Work instructions
Determine which lines contain the word "this", then copy those lines.

Given information
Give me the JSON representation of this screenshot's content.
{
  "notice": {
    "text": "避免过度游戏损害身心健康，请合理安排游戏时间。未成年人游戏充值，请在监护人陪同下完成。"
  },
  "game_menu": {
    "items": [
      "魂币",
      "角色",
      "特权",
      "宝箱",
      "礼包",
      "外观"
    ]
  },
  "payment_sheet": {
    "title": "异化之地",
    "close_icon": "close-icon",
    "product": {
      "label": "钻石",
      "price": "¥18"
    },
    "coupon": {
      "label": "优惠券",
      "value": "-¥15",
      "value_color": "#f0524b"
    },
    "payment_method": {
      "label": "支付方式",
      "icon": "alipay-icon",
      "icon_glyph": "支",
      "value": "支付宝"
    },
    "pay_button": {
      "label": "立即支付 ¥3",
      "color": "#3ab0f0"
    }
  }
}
--
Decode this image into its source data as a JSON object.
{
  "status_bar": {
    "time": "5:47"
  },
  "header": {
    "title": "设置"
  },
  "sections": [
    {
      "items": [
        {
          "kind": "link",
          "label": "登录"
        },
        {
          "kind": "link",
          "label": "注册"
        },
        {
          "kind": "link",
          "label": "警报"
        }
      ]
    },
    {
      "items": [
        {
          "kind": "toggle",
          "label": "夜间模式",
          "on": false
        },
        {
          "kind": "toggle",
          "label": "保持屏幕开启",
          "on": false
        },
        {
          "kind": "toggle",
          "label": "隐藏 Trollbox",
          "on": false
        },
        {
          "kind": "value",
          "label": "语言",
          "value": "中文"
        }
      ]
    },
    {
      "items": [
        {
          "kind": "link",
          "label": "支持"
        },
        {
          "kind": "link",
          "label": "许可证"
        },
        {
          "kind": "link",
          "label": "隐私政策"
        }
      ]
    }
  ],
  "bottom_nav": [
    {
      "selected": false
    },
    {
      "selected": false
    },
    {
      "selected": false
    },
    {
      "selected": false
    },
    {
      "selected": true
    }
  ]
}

Written answer
Give me the JSON representation of this screenshot's content.
Decode this image into its source data as a JSON object.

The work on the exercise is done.